§ SET PROBLEM: Leave out any pictures and transcribe all other data below exactly.

§ EXTRACTED DATA:
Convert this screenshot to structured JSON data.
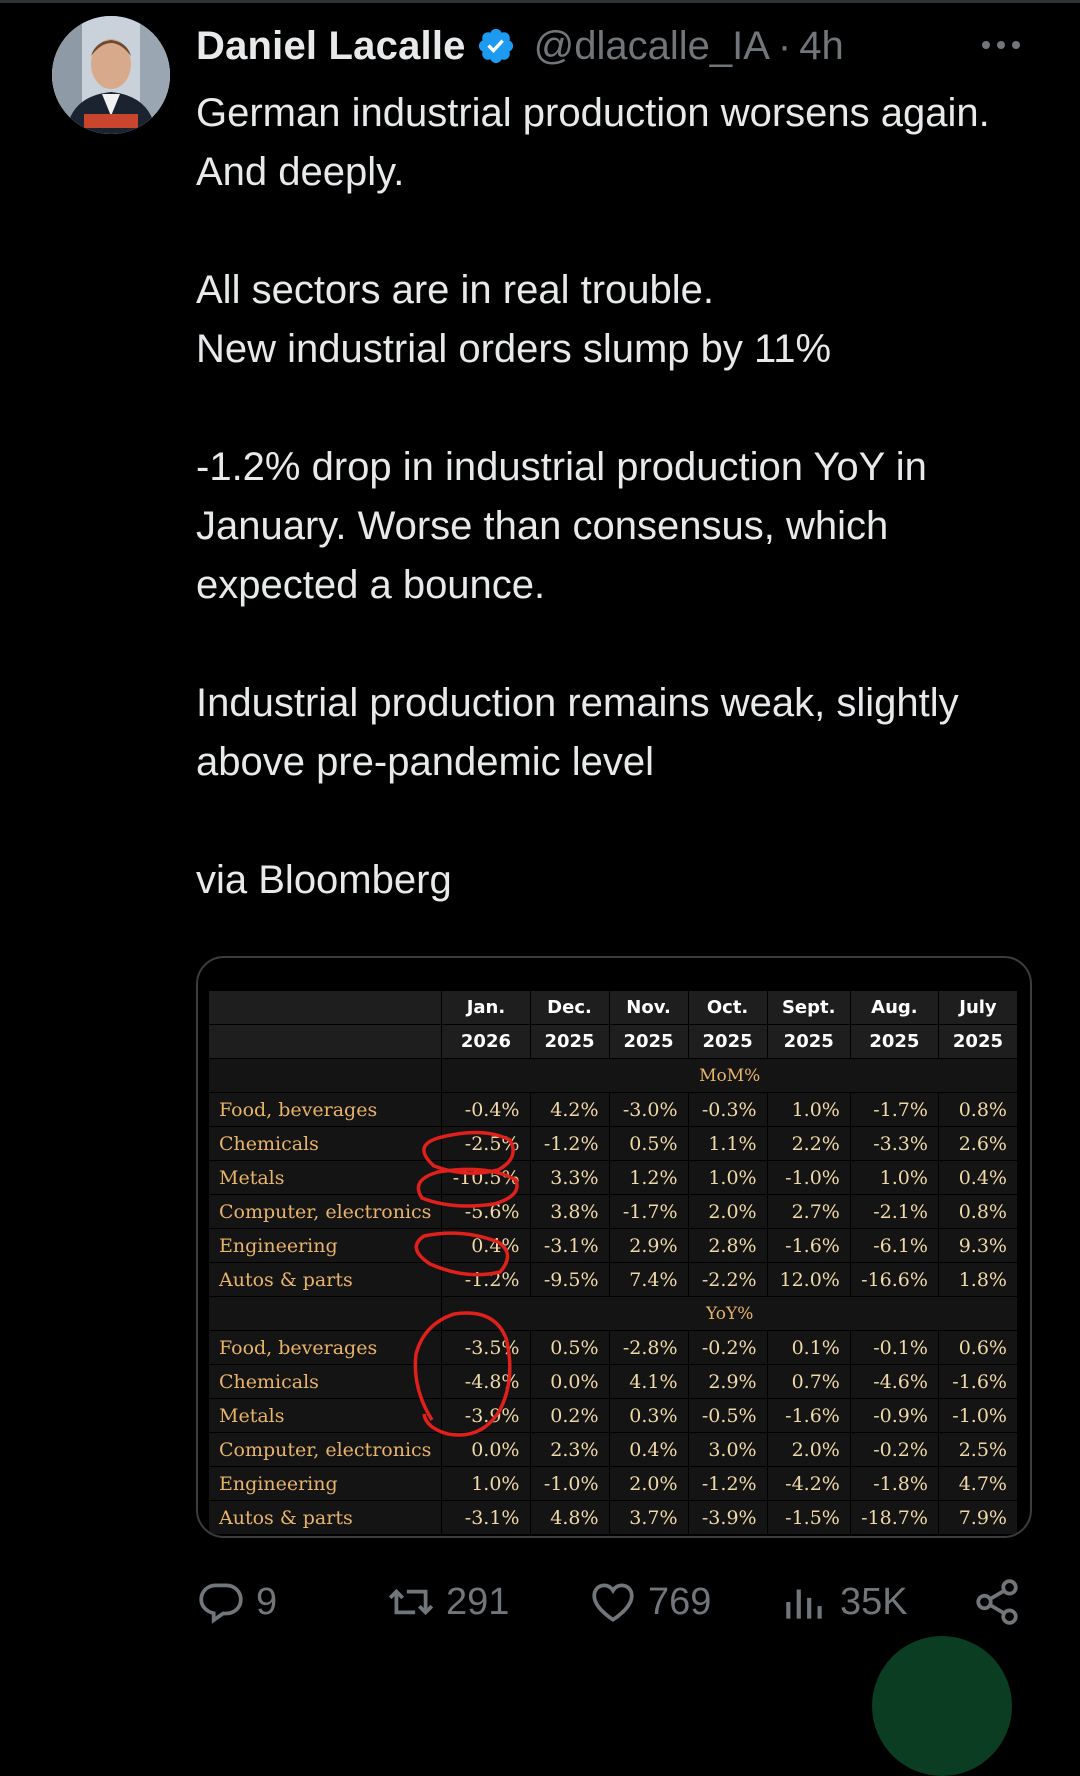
{
  "tweet": {
    "author_name": "Daniel Lacalle",
    "handle": "@dlacalle_IA",
    "separator": "·",
    "time": "4h",
    "text": "German industrial production worsens again. And deeply.\n\nAll sectors are in real trouble.\nNew industrial orders slump by 11%\n\n-1.2% drop in industrial production YoY in January. Worse than consensus, which expected a bounce.\n\nIndustrial production remains weak, slightly above pre-pandemic level\n\nvia Bloomberg"
  },
  "table": {
    "months": [
      "Jan.",
      "Dec.",
      "Nov.",
      "Oct.",
      "Sept.",
      "Aug.",
      "July"
    ],
    "years": [
      "2026",
      "2025",
      "2025",
      "2025",
      "2025",
      "2025",
      "2025"
    ],
    "sections": [
      {
        "title": "MoM%",
        "rows": [
          {
            "label": "Food, beverages",
            "values": [
              "-0.4%",
              "4.2%",
              "-3.0%",
              "-0.3%",
              "1.0%",
              "-1.7%",
              "0.8%"
            ]
          },
          {
            "label": "Chemicals",
            "values": [
              "-2.5%",
              "-1.2%",
              "0.5%",
              "1.1%",
              "2.2%",
              "-3.3%",
              "2.6%"
            ]
          },
          {
            "label": "Metals",
            "values": [
              "-10.5%",
              "3.3%",
              "1.2%",
              "1.0%",
              "-1.0%",
              "1.0%",
              "0.4%"
            ]
          },
          {
            "label": "Computer, electronics",
            "values": [
              "-5.6%",
              "3.8%",
              "-1.7%",
              "2.0%",
              "2.7%",
              "-2.1%",
              "0.8%"
            ]
          },
          {
            "label": "Engineering",
            "values": [
              "0.4%",
              "-3.1%",
              "2.9%",
              "2.8%",
              "-1.6%",
              "-6.1%",
              "9.3%"
            ]
          },
          {
            "label": "Autos & parts",
            "values": [
              "-1.2%",
              "-9.5%",
              "7.4%",
              "-2.2%",
              "12.0%",
              "-16.6%",
              "1.8%"
            ]
          }
        ]
      },
      {
        "title": "YoY%",
        "rows": [
          {
            "label": "Food, beverages",
            "values": [
              "-3.5%",
              "0.5%",
              "-2.8%",
              "-0.2%",
              "0.1%",
              "-0.1%",
              "0.6%"
            ]
          },
          {
            "label": "Chemicals",
            "values": [
              "-4.8%",
              "0.0%",
              "4.1%",
              "2.9%",
              "0.7%",
              "-4.6%",
              "-1.6%"
            ]
          },
          {
            "label": "Metals",
            "values": [
              "-3.9%",
              "0.2%",
              "0.3%",
              "-0.5%",
              "-1.6%",
              "-0.9%",
              "-1.0%"
            ]
          },
          {
            "label": "Computer, electronics",
            "values": [
              "0.0%",
              "2.3%",
              "0.4%",
              "3.0%",
              "2.0%",
              "-0.2%",
              "2.5%"
            ]
          },
          {
            "label": "Engineering",
            "values": [
              "1.0%",
              "-1.0%",
              "2.0%",
              "-1.2%",
              "-4.2%",
              "-1.8%",
              "4.7%"
            ]
          },
          {
            "label": "Autos & parts",
            "values": [
              "-3.1%",
              "4.8%",
              "3.7%",
              "-3.9%",
              "-1.5%",
              "-18.7%",
              "7.9%"
            ]
          }
        ]
      }
    ]
  },
  "actions": {
    "replies": "9",
    "reposts": "291",
    "likes": "769",
    "views": "35K"
  },
  "colors": {
    "background": "#000000",
    "text": "#e7e9ea",
    "muted": "#71767b",
    "verified": "#1d9bf0",
    "annotation": "#e0201b"
  },
  "icons": [
    "verified-badge-icon",
    "more-icon",
    "reply-icon",
    "repost-icon",
    "like-icon",
    "views-icon",
    "share-icon"
  ]
}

§ COMPLETED TASK:
Convert this screenshot to structured JSON data.
{
  "tweet": {
    "author_name": "Daniel Lacalle",
    "handle": "@dlacalle_IA",
    "separator": "·",
    "time": "4h",
    "text": "German industrial production worsens again. And deeply.\n\nAll sectors are in real trouble.\nNew industrial orders slump by 11%\n\n-1.2% drop in industrial production YoY in January. Worse than consensus, which expected a bounce.\n\nIndustrial production remains weak, slightly above pre-pandemic level\n\nvia Bloomberg"
  },
  "table": {
    "months": [
      "Jan.",
      "Dec.",
      "Nov.",
      "Oct.",
      "Sept.",
      "Aug.",
      "July"
    ],
    "years": [
      "2026",
      "2025",
      "2025",
      "2025",
      "2025",
      "2025",
      "2025"
    ],
    "sections": [
      {
        "title": "MoM%",
        "rows": [
          {
            "label": "Food, beverages",
            "values": [
              "-0.4%",
              "4.2%",
              "-3.0%",
              "-0.3%",
              "1.0%",
              "-1.7%",
              "0.8%"
            ]
          },
          {
            "label": "Chemicals",
            "values": [
              "-2.5%",
              "-1.2%",
              "0.5%",
              "1.1%",
              "2.2%",
              "-3.3%",
              "2.6%"
            ]
          },
          {
            "label": "Metals",
            "values": [
              "-10.5%",
              "3.3%",
              "1.2%",
              "1.0%",
              "-1.0%",
              "1.0%",
              "0.4%"
            ]
          },
          {
            "label": "Computer, electronics",
            "values": [
              "-5.6%",
              "3.8%",
              "-1.7%",
              "2.0%",
              "2.7%",
              "-2.1%",
              "0.8%"
            ]
          },
          {
            "label": "Engineering",
            "values": [
              "0.4%",
              "-3.1%",
              "2.9%",
              "2.8%",
              "-1.6%",
              "-6.1%",
              "9.3%"
            ]
          },
          {
            "label": "Autos & parts",
            "values": [
              "-1.2%",
              "-9.5%",
              "7.4%",
              "-2.2%",
              "12.0%",
              "-16.6%",
              "1.8%"
            ]
          }
        ]
      },
      {
        "title": "YoY%",
        "rows": [
          {
            "label": "Food, beverages",
            "values": [
              "-3.5%",
              "0.5%",
              "-2.8%",
              "-0.2%",
              "0.1%",
              "-0.1%",
              "0.6%"
            ]
          },
          {
            "label": "Chemicals",
            "values": [
              "-4.8%",
              "0.0%",
              "4.1%",
              "2.9%",
              "0.7%",
              "-4.6%",
              "-1.6%"
            ]
          },
          {
            "label": "Metals",
            "values": [
              "-3.9%",
              "0.2%",
              "0.3%",
              "-0.5%",
              "-1.6%",
              "-0.9%",
              "-1.0%"
            ]
          },
          {
            "label": "Computer, electronics",
            "values": [
              "0.0%",
              "2.3%",
              "0.4%",
              "3.0%",
              "2.0%",
              "-0.2%",
              "2.5%"
            ]
          },
          {
            "label": "Engineering",
            "values": [
              "1.0%",
              "-1.0%",
              "2.0%",
              "-1.2%",
              "-4.2%",
              "-1.8%",
              "4.7%"
            ]
          },
          {
            "label": "Autos & parts",
            "values": [
              "-3.1%",
              "4.8%",
              "3.7%",
              "-3.9%",
              "-1.5%",
              "-18.7%",
              "7.9%"
            ]
          }
        ]
      }
    ]
  },
  "actions": {
    "replies": "9",
    "reposts": "291",
    "likes": "769",
    "views": "35K"
  },
  "colors": {
    "background": "#000000",
    "text": "#e7e9ea",
    "muted": "#71767b",
    "verified": "#1d9bf0",
    "annotation": "#e0201b"
  },
  "icons": [
    "verified-badge-icon",
    "more-icon",
    "reply-icon",
    "repost-icon",
    "like-icon",
    "views-icon",
    "share-icon"
  ]
}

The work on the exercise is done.